## begin Material provided

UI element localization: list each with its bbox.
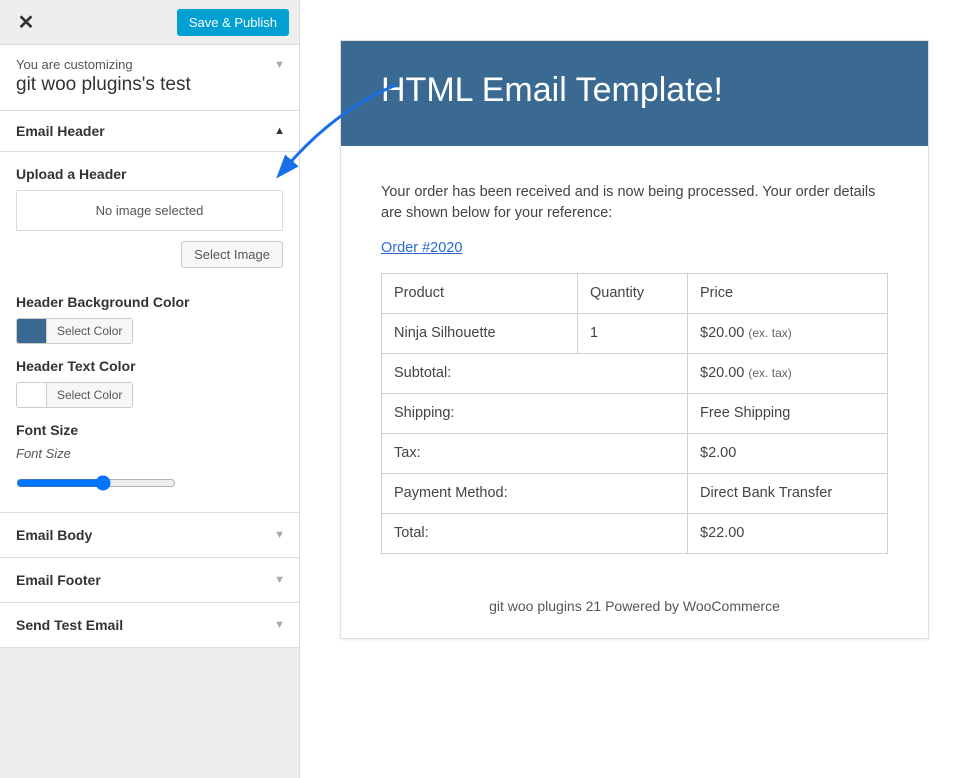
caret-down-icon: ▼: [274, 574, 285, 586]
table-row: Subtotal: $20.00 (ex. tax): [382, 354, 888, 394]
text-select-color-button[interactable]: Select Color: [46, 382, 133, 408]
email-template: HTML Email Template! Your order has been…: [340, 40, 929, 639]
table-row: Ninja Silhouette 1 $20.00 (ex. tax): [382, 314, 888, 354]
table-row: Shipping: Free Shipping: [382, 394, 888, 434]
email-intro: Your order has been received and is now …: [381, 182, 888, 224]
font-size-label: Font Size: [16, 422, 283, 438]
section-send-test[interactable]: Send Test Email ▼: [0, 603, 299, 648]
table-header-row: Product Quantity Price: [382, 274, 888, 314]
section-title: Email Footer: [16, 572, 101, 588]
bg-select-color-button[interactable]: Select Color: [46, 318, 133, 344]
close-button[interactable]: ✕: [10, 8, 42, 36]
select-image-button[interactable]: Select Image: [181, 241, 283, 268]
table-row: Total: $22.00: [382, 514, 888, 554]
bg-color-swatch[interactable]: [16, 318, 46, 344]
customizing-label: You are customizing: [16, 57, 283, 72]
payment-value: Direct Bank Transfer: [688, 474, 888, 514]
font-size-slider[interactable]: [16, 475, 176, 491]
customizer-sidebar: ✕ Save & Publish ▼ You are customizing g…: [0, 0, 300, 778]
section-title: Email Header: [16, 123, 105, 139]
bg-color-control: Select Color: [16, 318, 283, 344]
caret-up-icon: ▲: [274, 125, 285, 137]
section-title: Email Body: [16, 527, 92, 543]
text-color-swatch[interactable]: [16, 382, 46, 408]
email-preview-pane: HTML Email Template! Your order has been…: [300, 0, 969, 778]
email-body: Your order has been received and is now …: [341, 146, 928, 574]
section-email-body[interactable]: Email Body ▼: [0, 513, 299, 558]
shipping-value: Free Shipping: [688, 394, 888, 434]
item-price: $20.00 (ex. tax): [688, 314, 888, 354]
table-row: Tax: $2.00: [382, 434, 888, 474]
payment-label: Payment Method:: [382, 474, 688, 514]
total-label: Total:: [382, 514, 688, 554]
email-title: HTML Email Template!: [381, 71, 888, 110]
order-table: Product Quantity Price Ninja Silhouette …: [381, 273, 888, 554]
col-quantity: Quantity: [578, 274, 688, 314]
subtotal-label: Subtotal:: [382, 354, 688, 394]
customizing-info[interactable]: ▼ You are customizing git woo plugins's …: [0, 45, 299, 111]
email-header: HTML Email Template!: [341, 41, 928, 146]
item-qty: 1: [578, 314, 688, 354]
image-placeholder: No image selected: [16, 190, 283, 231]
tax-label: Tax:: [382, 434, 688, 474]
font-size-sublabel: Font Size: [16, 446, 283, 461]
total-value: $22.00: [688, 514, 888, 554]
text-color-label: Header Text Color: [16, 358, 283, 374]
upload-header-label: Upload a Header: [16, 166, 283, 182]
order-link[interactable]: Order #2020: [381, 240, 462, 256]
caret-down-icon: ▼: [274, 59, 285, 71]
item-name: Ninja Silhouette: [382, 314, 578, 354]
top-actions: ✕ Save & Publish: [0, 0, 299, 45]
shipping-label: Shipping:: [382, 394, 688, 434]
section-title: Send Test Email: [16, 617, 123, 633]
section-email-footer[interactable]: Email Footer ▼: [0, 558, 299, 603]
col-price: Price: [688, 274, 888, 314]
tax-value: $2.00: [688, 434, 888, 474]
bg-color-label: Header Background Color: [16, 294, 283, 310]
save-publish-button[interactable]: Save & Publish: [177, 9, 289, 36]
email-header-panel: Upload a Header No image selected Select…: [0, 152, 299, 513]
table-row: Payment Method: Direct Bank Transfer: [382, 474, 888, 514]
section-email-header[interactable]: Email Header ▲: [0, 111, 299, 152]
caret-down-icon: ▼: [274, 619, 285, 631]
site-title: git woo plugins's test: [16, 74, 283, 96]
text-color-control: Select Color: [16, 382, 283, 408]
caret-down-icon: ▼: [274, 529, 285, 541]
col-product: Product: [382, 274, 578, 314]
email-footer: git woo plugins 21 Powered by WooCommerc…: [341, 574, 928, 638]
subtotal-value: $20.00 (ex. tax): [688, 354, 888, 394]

## end Material provided

(Required task) Reproduce the lines of the records with "Ninja Silhouette" swapped for "Pirate Silhouette" wherever it appears, everything else unchanged and the pictures left out.

(Exercise solution)
UI element localization: list each with its bbox.
caret-down-icon: ▼: [274, 574, 285, 586]
table-row: Subtotal: $20.00 (ex. tax): [382, 354, 888, 394]
text-select-color-button[interactable]: Select Color: [46, 382, 133, 408]
email-template: HTML Email Template! Your order has been…: [340, 40, 929, 639]
table-row: Pirate Silhouette 1 $20.00 (ex. tax): [382, 314, 888, 354]
table-row: Shipping: Free Shipping: [382, 394, 888, 434]
email-intro: Your order has been received and is now …: [381, 182, 888, 224]
font-size-label: Font Size: [16, 422, 283, 438]
section-send-test[interactable]: Send Test Email ▼: [0, 603, 299, 648]
table-header-row: Product Quantity Price: [382, 274, 888, 314]
section-title: Email Footer: [16, 572, 101, 588]
bg-select-color-button[interactable]: Select Color: [46, 318, 133, 344]
close-button[interactable]: ✕: [10, 8, 42, 36]
select-image-button[interactable]: Select Image: [181, 241, 283, 268]
table-row: Total: $22.00: [382, 514, 888, 554]
bg-color-swatch[interactable]: [16, 318, 46, 344]
customizing-label: You are customizing: [16, 57, 283, 72]
payment-value: Direct Bank Transfer: [688, 474, 888, 514]
font-size-slider[interactable]: [16, 475, 176, 491]
customizer-sidebar: ✕ Save & Publish ▼ You are customizing g…: [0, 0, 300, 778]
section-title: Email Header: [16, 123, 105, 139]
bg-color-control: Select Color: [16, 318, 283, 344]
caret-up-icon: ▲: [274, 125, 285, 137]
section-title: Email Body: [16, 527, 92, 543]
text-color-swatch[interactable]: [16, 382, 46, 408]
email-preview-pane: HTML Email Template! Your order has been…: [300, 0, 969, 778]
email-body: Your order has been received and is now …: [341, 146, 928, 574]
section-email-body[interactable]: Email Body ▼: [0, 513, 299, 558]
shipping-value: Free Shipping: [688, 394, 888, 434]
item-price: $20.00 (ex. tax): [688, 314, 888, 354]
table-row: Tax: $2.00: [382, 434, 888, 474]
payment-label: Payment Method:: [382, 474, 688, 514]
total-label: Total:: [382, 514, 688, 554]
email-title: HTML Email Template!: [381, 71, 888, 110]
order-table: Product Quantity Price Pirate Silhouette …: [381, 273, 888, 554]
col-quantity: Quantity: [578, 274, 688, 314]
subtotal-label: Subtotal:: [382, 354, 688, 394]
customizing-info[interactable]: ▼ You are customizing git woo plugins's …: [0, 45, 299, 111]
email-header: HTML Email Template!: [341, 41, 928, 146]
item-qty: 1: [578, 314, 688, 354]
image-placeholder: No image selected: [16, 190, 283, 231]
tax-label: Tax:: [382, 434, 688, 474]
font-size-sublabel: Font Size: [16, 446, 283, 461]
total-value: $22.00: [688, 514, 888, 554]
text-color-label: Header Text Color: [16, 358, 283, 374]
upload-header-label: Upload a Header: [16, 166, 283, 182]
order-link[interactable]: Order #2020: [381, 240, 462, 256]
caret-down-icon: ▼: [274, 59, 285, 71]
item-name: Pirate Silhouette: [382, 314, 578, 354]
top-actions: ✕ Save & Publish: [0, 0, 299, 45]
shipping-label: Shipping:: [382, 394, 688, 434]
section-title: Send Test Email: [16, 617, 123, 633]
section-email-footer[interactable]: Email Footer ▼: [0, 558, 299, 603]
col-price: Price: [688, 274, 888, 314]
tax-value: $2.00: [688, 434, 888, 474]
bg-color-label: Header Background Color: [16, 294, 283, 310]
save-publish-button[interactable]: Save & Publish: [177, 9, 289, 36]
email-header-panel: Upload a Header No image selected Select…: [0, 152, 299, 513]
table-row: Payment Method: Direct Bank Transfer: [382, 474, 888, 514]
section-email-header[interactable]: Email Header ▲: [0, 111, 299, 152]
caret-down-icon: ▼: [274, 619, 285, 631]
site-title: git woo plugins's test: [16, 74, 283, 96]
text-color-control: Select Color: [16, 382, 283, 408]
caret-down-icon: ▼: [274, 529, 285, 541]
col-product: Product: [382, 274, 578, 314]
email-footer: git woo plugins 21 Powered by WooCommerc…: [341, 574, 928, 638]
subtotal-value: $20.00 (ex. tax): [688, 354, 888, 394]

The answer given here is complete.